**GOAL OF THE EXERCISE:** In this exercise, reproduce all the entries that follow exactly.

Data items
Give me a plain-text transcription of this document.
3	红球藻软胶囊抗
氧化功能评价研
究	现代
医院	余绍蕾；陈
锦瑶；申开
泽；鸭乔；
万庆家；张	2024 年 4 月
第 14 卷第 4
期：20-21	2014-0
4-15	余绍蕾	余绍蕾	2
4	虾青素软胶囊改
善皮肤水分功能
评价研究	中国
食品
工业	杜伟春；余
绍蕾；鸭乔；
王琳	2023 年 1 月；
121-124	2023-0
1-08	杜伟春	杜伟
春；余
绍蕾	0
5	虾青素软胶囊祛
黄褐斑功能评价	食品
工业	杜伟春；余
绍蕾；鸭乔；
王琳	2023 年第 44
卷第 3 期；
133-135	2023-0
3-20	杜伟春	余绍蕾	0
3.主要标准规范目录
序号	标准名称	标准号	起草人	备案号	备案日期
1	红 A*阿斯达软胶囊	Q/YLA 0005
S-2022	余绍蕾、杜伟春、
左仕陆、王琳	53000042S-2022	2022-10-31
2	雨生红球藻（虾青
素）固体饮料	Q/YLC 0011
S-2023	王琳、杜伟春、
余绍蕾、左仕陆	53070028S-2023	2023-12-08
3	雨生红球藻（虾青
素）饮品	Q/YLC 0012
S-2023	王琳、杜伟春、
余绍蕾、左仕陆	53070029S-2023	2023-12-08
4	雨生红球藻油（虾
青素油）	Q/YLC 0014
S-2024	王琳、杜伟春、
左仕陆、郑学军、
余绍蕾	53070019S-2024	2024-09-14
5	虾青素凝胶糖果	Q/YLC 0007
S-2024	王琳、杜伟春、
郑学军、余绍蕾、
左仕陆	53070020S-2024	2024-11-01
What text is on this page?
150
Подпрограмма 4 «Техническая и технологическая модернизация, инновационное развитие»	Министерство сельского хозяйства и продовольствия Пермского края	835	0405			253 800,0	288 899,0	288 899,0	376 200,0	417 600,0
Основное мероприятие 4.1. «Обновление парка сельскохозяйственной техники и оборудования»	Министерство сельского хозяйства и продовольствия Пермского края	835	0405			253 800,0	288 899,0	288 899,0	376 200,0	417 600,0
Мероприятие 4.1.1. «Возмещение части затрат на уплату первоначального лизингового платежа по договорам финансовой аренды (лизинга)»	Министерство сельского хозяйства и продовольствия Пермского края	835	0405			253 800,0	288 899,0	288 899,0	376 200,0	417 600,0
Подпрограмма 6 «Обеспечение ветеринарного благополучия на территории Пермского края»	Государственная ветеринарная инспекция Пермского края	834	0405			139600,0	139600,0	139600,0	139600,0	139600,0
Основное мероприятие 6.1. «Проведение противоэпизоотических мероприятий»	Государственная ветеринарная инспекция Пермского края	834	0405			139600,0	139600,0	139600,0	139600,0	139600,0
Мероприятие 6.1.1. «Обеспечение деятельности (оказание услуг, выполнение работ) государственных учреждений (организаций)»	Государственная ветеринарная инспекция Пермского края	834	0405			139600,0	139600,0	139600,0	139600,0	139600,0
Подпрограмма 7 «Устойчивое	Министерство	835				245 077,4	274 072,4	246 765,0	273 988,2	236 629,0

**COMPLETE ANSWER:**
Give me a plain-text transcription of this document.
3	红球藻软胶囊抗
氧化功能评价研
究	现代
医院	余绍蕾；陈
锦瑶；申开
泽；鸭乔；
万庆家；张	2024 年 4 月
第 14 卷第 4
期：20-21	2014-0
4-15	余绍蕾	余绍蕾	2
4	虾青素软胶囊改
善皮肤水分功能
评价研究	中国
食品
工业	杜伟春；余
绍蕾；鸭乔；
王琳	2023 年 1 月；
121-124	2023-0
1-08	杜伟春	杜伟
春；余
绍蕾	0
5	虾青素软胶囊祛
黄褐斑功能评价	食品
工业	杜伟春；余
绍蕾；鸭乔；
王琳	2023 年第 44
卷第 3 期；
133-135	2023-0
3-20	杜伟春	余绍蕾	0
3.主要标准规范目录
序号	标准名称	标准号	起草人	备案号	备案日期
1	红 A*阿斯达软胶囊	Q/YLA 0005
S-2022	余绍蕾、杜伟春、
左仕陆、王琳	53000042S-2022	2022-10-31
2	雨生红球藻（虾青
素）固体饮料	Q/YLC 0011
S-2023	王琳、杜伟春、
余绍蕾、左仕陆	53070028S-2023	2023-12-08
3	雨生红球藻（虾青
素）饮品	Q/YLC 0012
S-2023	王琳、杜伟春、
余绍蕾、左仕陆	53070029S-2023	2023-12-08
4	雨生红球藻油（虾
青素油）	Q/YLC 0014
S-2024	王琳、杜伟春、
左仕陆、郑学军、
余绍蕾	53070019S-2024	2024-09-14
5	虾青素凝胶糖果	Q/YLC 0007
S-2024	王琳、杜伟春、
郑学军、余绍蕾、
左仕陆	53070020S-2024	2024-11-01
What text is on this page?
150
Подпрограмма 4 «Техническая и технологическая модернизация, инновационное развитие»	Министерство сельского хозяйства и продовольствия Пермского края	835	0405			253 800,0	288 899,0	288 899,0	376 200,0	417 600,0
Основное мероприятие 4.1. «Обновление парка сельскохозяйственной техники и оборудования»	Министерство сельского хозяйства и продовольствия Пермского края	835	0405			253 800,0	288 899,0	288 899,0	376 200,0	417 600,0
Мероприятие 4.1.1. «Возмещение части затрат на уплату первоначального лизингового платежа по договорам финансовой аренды (лизинга)»	Министерство сельского хозяйства и продовольствия Пермского края	835	0405			253 800,0	288 899,0	288 899,0	376 200,0	417 600,0
Подпрограмма 6 «Обеспечение ветеринарного благополучия на территории Пермского края»	Государственная ветеринарная инспекция Пермского края	834	0405			139600,0	139600,0	139600,0	139600,0	139600,0
Основное мероприятие 6.1. «Проведение противоэпизоотических мероприятий»	Государственная ветеринарная инспекция Пермского края	834	0405			139600,0	139600,0	139600,0	139600,0	139600,0
Мероприятие 6.1.1. «Обеспечение деятельности (оказание услуг, выполнение работ) государственных учреждений (организаций)»	Государственная ветеринарная инспекция Пермского края	834	0405			139600,0	139600,0	139600,0	139600,0	139600,0
Подпрограмма 7 «Устойчивое	Министерство	835				245 077,4	274 072,4	246 765,0	273 988,2	236 629,0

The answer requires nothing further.